▸ WHAT NEEDS TO BE DONE: Quote the whole listing word for word, please.

--- START OF RECORDS FOR THE TASK ---

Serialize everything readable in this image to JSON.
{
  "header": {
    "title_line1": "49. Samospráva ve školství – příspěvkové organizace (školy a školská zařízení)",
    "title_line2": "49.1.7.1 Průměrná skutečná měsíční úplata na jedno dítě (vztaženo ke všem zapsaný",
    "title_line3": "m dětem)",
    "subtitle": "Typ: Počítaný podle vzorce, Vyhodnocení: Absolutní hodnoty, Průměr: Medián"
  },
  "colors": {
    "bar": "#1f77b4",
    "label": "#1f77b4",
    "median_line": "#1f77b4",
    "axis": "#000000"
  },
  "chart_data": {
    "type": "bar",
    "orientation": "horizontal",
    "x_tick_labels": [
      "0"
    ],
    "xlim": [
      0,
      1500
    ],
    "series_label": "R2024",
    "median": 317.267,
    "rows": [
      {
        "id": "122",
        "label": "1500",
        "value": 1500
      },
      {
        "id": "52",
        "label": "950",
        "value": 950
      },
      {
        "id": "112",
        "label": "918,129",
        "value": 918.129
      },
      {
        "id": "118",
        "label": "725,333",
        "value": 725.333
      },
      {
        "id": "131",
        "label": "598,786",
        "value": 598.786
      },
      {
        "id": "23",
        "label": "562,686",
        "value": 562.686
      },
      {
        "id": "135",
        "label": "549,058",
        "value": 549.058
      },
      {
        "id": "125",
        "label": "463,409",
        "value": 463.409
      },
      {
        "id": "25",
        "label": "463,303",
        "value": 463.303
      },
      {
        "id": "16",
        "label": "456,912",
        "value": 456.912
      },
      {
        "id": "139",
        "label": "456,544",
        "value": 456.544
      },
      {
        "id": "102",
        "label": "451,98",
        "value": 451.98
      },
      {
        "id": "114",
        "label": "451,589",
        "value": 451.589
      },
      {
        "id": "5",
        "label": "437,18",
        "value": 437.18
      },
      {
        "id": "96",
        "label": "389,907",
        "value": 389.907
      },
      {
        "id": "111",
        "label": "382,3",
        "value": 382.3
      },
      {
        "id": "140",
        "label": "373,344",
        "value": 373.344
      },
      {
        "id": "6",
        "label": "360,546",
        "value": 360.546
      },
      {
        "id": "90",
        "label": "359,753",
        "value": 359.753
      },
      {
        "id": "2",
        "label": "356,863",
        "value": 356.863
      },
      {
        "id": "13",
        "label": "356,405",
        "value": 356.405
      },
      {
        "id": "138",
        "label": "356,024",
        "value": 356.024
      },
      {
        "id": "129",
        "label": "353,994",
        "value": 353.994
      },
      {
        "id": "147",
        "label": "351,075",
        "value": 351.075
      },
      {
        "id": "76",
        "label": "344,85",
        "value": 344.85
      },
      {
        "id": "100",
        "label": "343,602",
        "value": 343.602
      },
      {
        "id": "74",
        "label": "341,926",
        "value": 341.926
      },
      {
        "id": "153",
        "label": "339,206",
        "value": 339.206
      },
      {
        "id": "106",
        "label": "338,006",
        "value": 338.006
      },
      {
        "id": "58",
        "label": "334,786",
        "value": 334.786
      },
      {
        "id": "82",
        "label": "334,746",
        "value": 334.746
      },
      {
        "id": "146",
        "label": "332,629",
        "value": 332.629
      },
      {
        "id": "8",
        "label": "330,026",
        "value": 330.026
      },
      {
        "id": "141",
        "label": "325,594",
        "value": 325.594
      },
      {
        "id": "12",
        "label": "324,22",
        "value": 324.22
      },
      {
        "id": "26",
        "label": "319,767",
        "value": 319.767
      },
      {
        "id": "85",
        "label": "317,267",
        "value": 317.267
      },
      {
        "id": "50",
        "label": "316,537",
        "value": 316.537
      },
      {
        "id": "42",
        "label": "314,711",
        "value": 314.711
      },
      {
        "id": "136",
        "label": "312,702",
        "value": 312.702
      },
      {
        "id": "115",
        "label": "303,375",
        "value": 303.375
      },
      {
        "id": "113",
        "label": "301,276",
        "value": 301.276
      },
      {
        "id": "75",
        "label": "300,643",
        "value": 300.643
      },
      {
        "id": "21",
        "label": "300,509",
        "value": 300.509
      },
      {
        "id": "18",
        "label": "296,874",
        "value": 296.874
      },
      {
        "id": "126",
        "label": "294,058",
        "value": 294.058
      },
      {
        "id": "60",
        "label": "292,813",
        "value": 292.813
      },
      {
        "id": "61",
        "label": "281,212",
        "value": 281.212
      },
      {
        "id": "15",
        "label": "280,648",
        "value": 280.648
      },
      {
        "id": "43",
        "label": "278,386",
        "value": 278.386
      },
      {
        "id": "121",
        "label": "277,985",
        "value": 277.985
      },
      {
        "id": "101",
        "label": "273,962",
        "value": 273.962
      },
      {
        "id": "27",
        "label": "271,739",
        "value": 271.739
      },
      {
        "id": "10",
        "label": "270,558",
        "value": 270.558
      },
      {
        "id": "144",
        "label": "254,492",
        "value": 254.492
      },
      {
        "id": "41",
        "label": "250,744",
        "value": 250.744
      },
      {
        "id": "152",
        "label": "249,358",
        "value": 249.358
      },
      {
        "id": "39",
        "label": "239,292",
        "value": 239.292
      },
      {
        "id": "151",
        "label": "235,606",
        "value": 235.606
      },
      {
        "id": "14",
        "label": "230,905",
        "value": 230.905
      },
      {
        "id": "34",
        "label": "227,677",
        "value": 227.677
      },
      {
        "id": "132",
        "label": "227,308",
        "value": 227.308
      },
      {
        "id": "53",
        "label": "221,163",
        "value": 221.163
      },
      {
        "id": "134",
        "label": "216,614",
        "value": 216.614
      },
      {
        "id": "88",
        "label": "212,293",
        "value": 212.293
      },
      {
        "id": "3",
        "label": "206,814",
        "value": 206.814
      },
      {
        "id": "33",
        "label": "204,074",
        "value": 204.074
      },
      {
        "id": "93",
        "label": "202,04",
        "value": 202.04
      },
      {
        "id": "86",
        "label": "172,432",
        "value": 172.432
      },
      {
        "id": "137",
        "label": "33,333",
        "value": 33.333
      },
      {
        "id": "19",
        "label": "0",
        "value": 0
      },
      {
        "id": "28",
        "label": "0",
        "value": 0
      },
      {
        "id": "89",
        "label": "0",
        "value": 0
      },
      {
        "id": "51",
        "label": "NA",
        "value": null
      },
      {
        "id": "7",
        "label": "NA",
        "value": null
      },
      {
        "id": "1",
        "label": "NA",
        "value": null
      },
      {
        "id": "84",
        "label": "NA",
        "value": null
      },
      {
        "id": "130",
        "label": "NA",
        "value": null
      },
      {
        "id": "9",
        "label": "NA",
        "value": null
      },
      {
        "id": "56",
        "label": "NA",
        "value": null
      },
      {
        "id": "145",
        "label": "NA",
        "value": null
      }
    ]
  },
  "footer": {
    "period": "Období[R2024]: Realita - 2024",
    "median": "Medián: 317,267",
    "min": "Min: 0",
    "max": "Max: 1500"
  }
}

--- END OF RECORDS FOR THE TASK ---

▸ EXERCISE RESPONSE:
Serialize everything readable in this image to JSON.
{
  "header": {
    "title_line1": "49. Samospráva ve školství – příspěvkové organizace (školy a školská zařízení)",
    "title_line2": "49.1.7.1 Průměrná skutečná měsíční úplata na jedno dítě (vztaženo ke všem zapsaný",
    "title_line3": "m dětem)",
    "subtitle": "Typ: Počítaný podle vzorce, Vyhodnocení: Absolutní hodnoty, Průměr: Medián"
  },
  "colors": {
    "bar": "#1f77b4",
    "label": "#1f77b4",
    "median_line": "#1f77b4",
    "axis": "#000000"
  },
  "chart_data": {
    "type": "bar",
    "orientation": "horizontal",
    "x_tick_labels": [
      "0"
    ],
    "xlim": [
      0,
      1500
    ],
    "series_label": "R2024",
    "median": 317.267,
    "rows": [
      {
        "id": "122",
        "label": "1500",
        "value": 1500
      },
      {
        "id": "52",
        "label": "950",
        "value": 950
      },
      {
        "id": "112",
        "label": "918,129",
        "value": 918.129
      },
      {
        "id": "118",
        "label": "725,333",
        "value": 725.333
      },
      {
        "id": "131",
        "label": "598,786",
        "value": 598.786
      },
      {
        "id": "23",
        "label": "562,686",
        "value": 562.686
      },
      {
        "id": "135",
        "label": "549,058",
        "value": 549.058
      },
      {
        "id": "125",
        "label": "463,409",
        "value": 463.409
      },
      {
        "id": "25",
        "label": "463,303",
        "value": 463.303
      },
      {
        "id": "16",
        "label": "456,912",
        "value": 456.912
      },
      {
        "id": "139",
        "label": "456,544",
        "value": 456.544
      },
      {
        "id": "102",
        "label": "451,98",
        "value": 451.98
      },
      {
        "id": "114",
        "label": "451,589",
        "value": 451.589
      },
      {
        "id": "5",
        "label": "437,18",
        "value": 437.18
      },
      {
        "id": "96",
        "label": "389,907",
        "value": 389.907
      },
      {
        "id": "111",
        "label": "382,3",
        "value": 382.3
      },
      {
        "id": "140",
        "label": "373,344",
        "value": 373.344
      },
      {
        "id": "6",
        "label": "360,546",
        "value": 360.546
      },
      {
        "id": "90",
        "label": "359,753",
        "value": 359.753
      },
      {
        "id": "2",
        "label": "356,863",
        "value": 356.863
      },
      {
        "id": "13",
        "label": "356,405",
        "value": 356.405
      },
      {
        "id": "138",
        "label": "356,024",
        "value": 356.024
      },
      {
        "id": "129",
        "label": "353,994",
        "value": 353.994
      },
      {
        "id": "147",
        "label": "351,075",
        "value": 351.075
      },
      {
        "id": "76",
        "label": "344,85",
        "value": 344.85
      },
      {
        "id": "100",
        "label": "343,602",
        "value": 343.602
      },
      {
        "id": "74",
        "label": "341,926",
        "value": 341.926
      },
      {
        "id": "153",
        "label": "339,206",
        "value": 339.206
      },
      {
        "id": "106",
        "label": "338,006",
        "value": 338.006
      },
      {
        "id": "58",
        "label": "334,786",
        "value": 334.786
      },
      {
        "id": "82",
        "label": "334,746",
        "value": 334.746
      },
      {
        "id": "146",
        "label": "332,629",
        "value": 332.629
      },
      {
        "id": "8",
        "label": "330,026",
        "value": 330.026
      },
      {
        "id": "141",
        "label": "325,594",
        "value": 325.594
      },
      {
        "id": "12",
        "label": "324,22",
        "value": 324.22
      },
      {
        "id": "26",
        "label": "319,767",
        "value": 319.767
      },
      {
        "id": "85",
        "label": "317,267",
        "value": 317.267
      },
      {
        "id": "50",
        "label": "316,537",
        "value": 316.537
      },
      {
        "id": "42",
        "label": "314,711",
        "value": 314.711
      },
      {
        "id": "136",
        "label": "312,702",
        "value": 312.702
      },
      {
        "id": "115",
        "label": "303,375",
        "value": 303.375
      },
      {
        "id": "113",
        "label": "301,276",
        "value": 301.276
      },
      {
        "id": "75",
        "label": "300,643",
        "value": 300.643
      },
      {
        "id": "21",
        "label": "300,509",
        "value": 300.509
      },
      {
        "id": "18",
        "label": "296,874",
        "value": 296.874
      },
      {
        "id": "126",
        "label": "294,058",
        "value": 294.058
      },
      {
        "id": "60",
        "label": "292,813",
        "value": 292.813
      },
      {
        "id": "61",
        "label": "281,212",
        "value": 281.212
      },
      {
        "id": "15",
        "label": "280,648",
        "value": 280.648
      },
      {
        "id": "43",
        "label": "278,386",
        "value": 278.386
      },
      {
        "id": "121",
        "label": "277,985",
        "value": 277.985
      },
      {
        "id": "101",
        "label": "273,962",
        "value": 273.962
      },
      {
        "id": "27",
        "label": "271,739",
        "value": 271.739
      },
      {
        "id": "10",
        "label": "270,558",
        "value": 270.558
      },
      {
        "id": "144",
        "label": "254,492",
        "value": 254.492
      },
      {
        "id": "41",
        "label": "250,744",
        "value": 250.744
      },
      {
        "id": "152",
        "label": "249,358",
        "value": 249.358
      },
      {
        "id": "39",
        "label": "239,292",
        "value": 239.292
      },
      {
        "id": "151",
        "label": "235,606",
        "value": 235.606
      },
      {
        "id": "14",
        "label": "230,905",
        "value": 230.905
      },
      {
        "id": "34",
        "label": "227,677",
        "value": 227.677
      },
      {
        "id": "132",
        "label": "227,308",
        "value": 227.308
      },
      {
        "id": "53",
        "label": "221,163",
        "value": 221.163
      },
      {
        "id": "134",
        "label": "216,614",
        "value": 216.614
      },
      {
        "id": "88",
        "label": "212,293",
        "value": 212.293
      },
      {
        "id": "3",
        "label": "206,814",
        "value": 206.814
      },
      {
        "id": "33",
        "label": "204,074",
        "value": 204.074
      },
      {
        "id": "93",
        "label": "202,04",
        "value": 202.04
      },
      {
        "id": "86",
        "label": "172,432",
        "value": 172.432
      },
      {
        "id": "137",
        "label": "33,333",
        "value": 33.333
      },
      {
        "id": "19",
        "label": "0",
        "value": 0
      },
      {
        "id": "28",
        "label": "0",
        "value": 0
      },
      {
        "id": "89",
        "label": "0",
        "value": 0
      },
      {
        "id": "51",
        "label": "NA",
        "value": null
      },
      {
        "id": "7",
        "label": "NA",
        "value": null
      },
      {
        "id": "1",
        "label": "NA",
        "value": null
      },
      {
        "id": "84",
        "label": "NA",
        "value": null
      },
      {
        "id": "130",
        "label": "NA",
        "value": null
      },
      {
        "id": "9",
        "label": "NA",
        "value": null
      },
      {
        "id": "56",
        "label": "NA",
        "value": null
      },
      {
        "id": "145",
        "label": "NA",
        "value": null
      }
    ]
  },
  "footer": {
    "period": "Období[R2024]: Realita - 2024",
    "median": "Medián: 317,267",
    "min": "Min: 0",
    "max": "Max: 1500"
  }
}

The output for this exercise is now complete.